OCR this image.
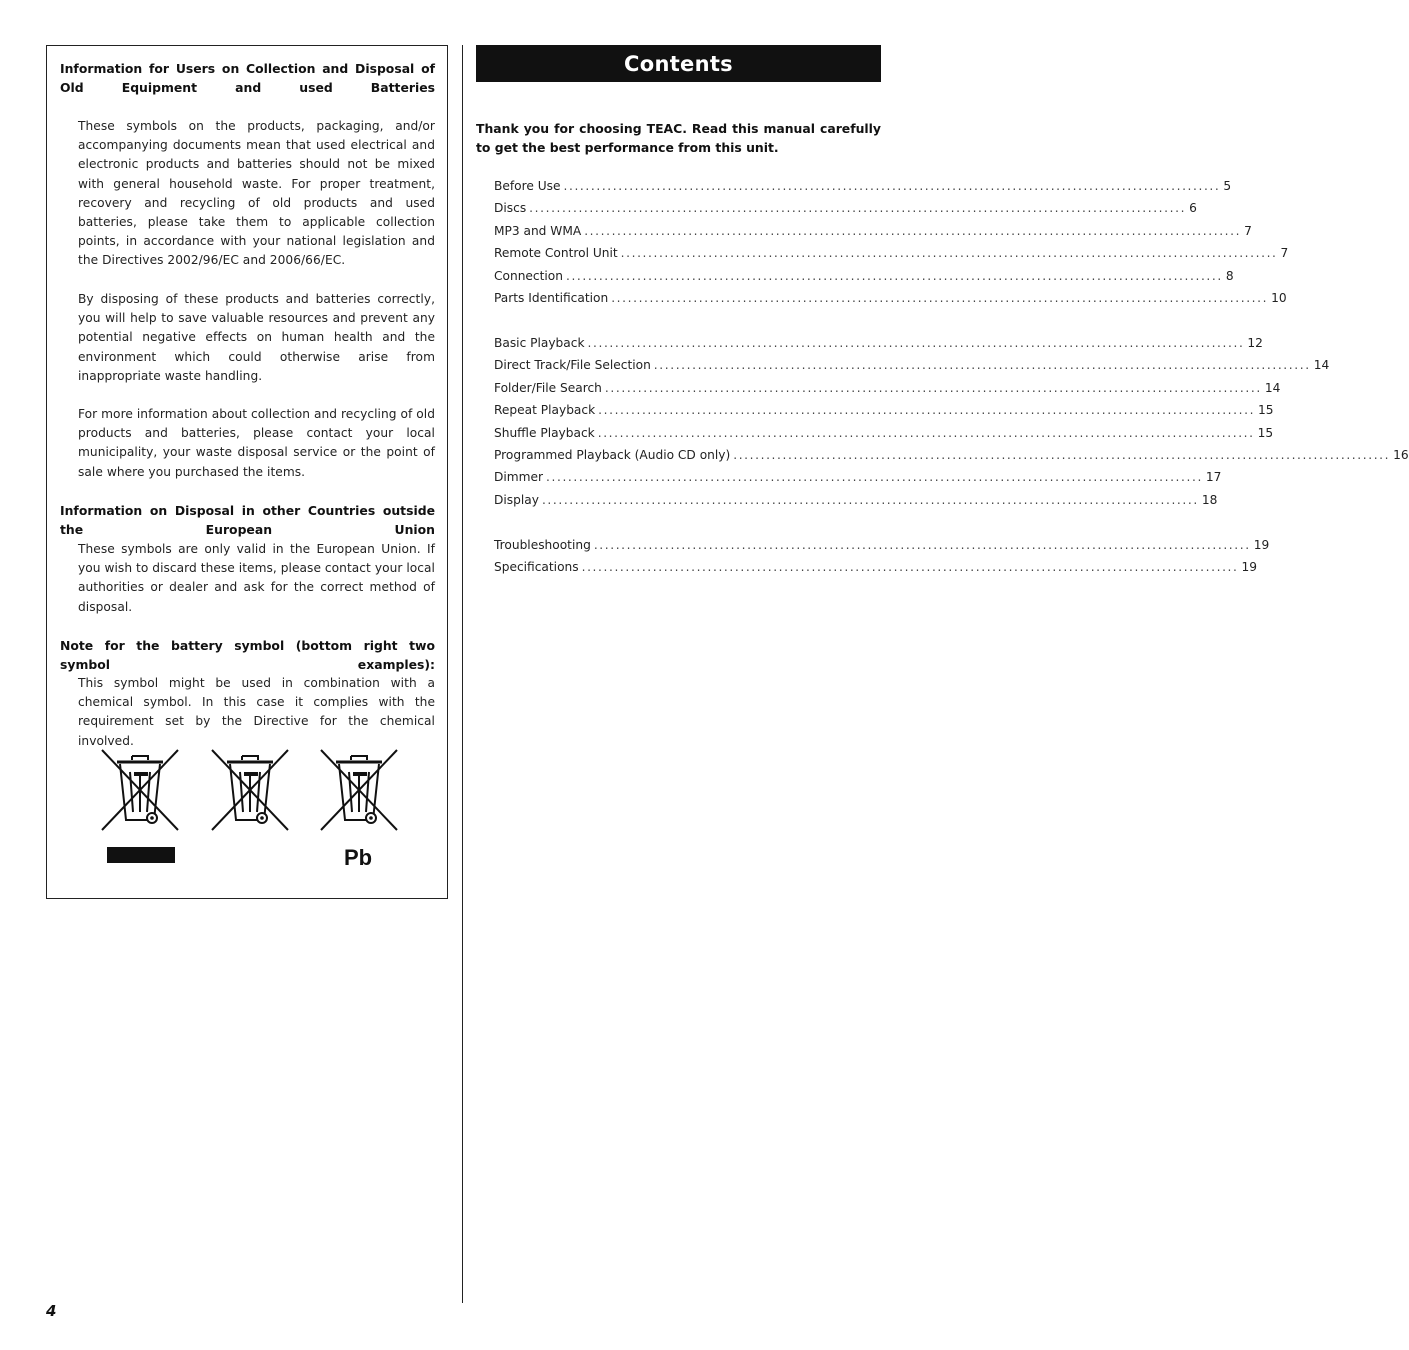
Information for Users on Collection and Disposal of Old Equipment and used Batteries
These symbols on the products, packaging, and/or accompanying documents mean that used electrical and electronic products and batteries should not be mixed with general household waste. For proper treatment, recovery and recycling of old products and used batteries, please take them to applicable collection points, in accordance with your national legislation and the Directives 2002/96/EC and 2006/66/EC.
By disposing of these products and batteries correctly, you will help to save valuable resources and prevent any potential negative effects on human health and the environment which could otherwise arise from inappropriate waste handling.
For more information about collection and recycling of old products and batteries, please contact your local municipality, your waste disposal service or the point of sale where you purchased the items.
Information on Disposal in other Countries outside the European Union
These symbols are only valid in the European Union. If you wish to discard these items, please contact your local authorities or dealer and ask for the correct method of disposal.
Note for the battery symbol (bottom right two symbol examples):
This symbol might be used in combination with a chemical symbol. In this case it complies with the requirement set by the Directive for the chemical involved.
Pb
Contents
Thank you for choosing TEAC. Read this manual carefully to get the best performance from this unit.
Before Use ........................................................................................................................ 5
Discs ........................................................................................................................ 6
MP3 and WMA ........................................................................................................................ 7
Remote Control Unit ........................................................................................................................ 7
Connection ........................................................................................................................ 8
Parts Identification ........................................................................................................................ 10
Basic Playback ........................................................................................................................ 12
Direct Track/File Selection ........................................................................................................................ 14
Folder/File Search ........................................................................................................................ 14
Repeat Playback ........................................................................................................................ 15
Shuffle Playback ........................................................................................................................ 15
Programmed Playback (Audio CD only) ........................................................................................................................ 16
Dimmer ........................................................................................................................ 17
Display ........................................................................................................................ 18
Troubleshooting ........................................................................................................................ 19
Specifications ........................................................................................................................ 19
4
_ _ _ _ _
#### Request
Keep every word of the data as it is when you write it out, but drop the pictures.

#### The result
OCR this image.
Information for Users on Collection and Disposal of Old Equipment and used Batteries
These symbols on the products, packaging, and/or accompanying documents mean that used electrical and electronic products and batteries should not be mixed with general household waste. For proper treatment, recovery and recycling of old products and used batteries, please take them to applicable collection points, in accordance with your national legislation and the Directives 2002/96/EC and 2006/66/EC.
By disposing of these products and batteries correctly, you will help to save valuable resources and prevent any potential negative effects on human health and the environment which could otherwise arise from inappropriate waste handling.
For more information about collection and recycling of old products and batteries, please contact your local municipality, your waste disposal service or the point of sale where you purchased the items.
Information on Disposal in other Countries outside the European Union
These symbols are only valid in the European Union. If you wish to discard these items, please contact your local authorities or dealer and ask for the correct method of disposal.
Note for the battery symbol (bottom right two symbol examples):
This symbol might be used in combination with a chemical symbol. In this case it complies with the requirement set by the Directive for the chemical involved.
Pb
Contents
Thank you for choosing TEAC. Read this manual carefully to get the best performance from this unit.
Before Use ........................................................................................................................ 5
Discs ........................................................................................................................ 6
MP3 and WMA ........................................................................................................................ 7
Remote Control Unit ........................................................................................................................ 7
Connection ........................................................................................................................ 8
Parts Identification ........................................................................................................................ 10
Basic Playback ........................................................................................................................ 12
Direct Track/File Selection ........................................................................................................................ 14
Folder/File Search ........................................................................................................................ 14
Repeat Playback ........................................................................................................................ 15
Shuffle Playback ........................................................................................................................ 15
Programmed Playback (Audio CD only) ........................................................................................................................ 16
Dimmer ........................................................................................................................ 17
Display ........................................................................................................................ 18
Troubleshooting ........................................................................................................................ 19
Specifications ........................................................................................................................ 19
4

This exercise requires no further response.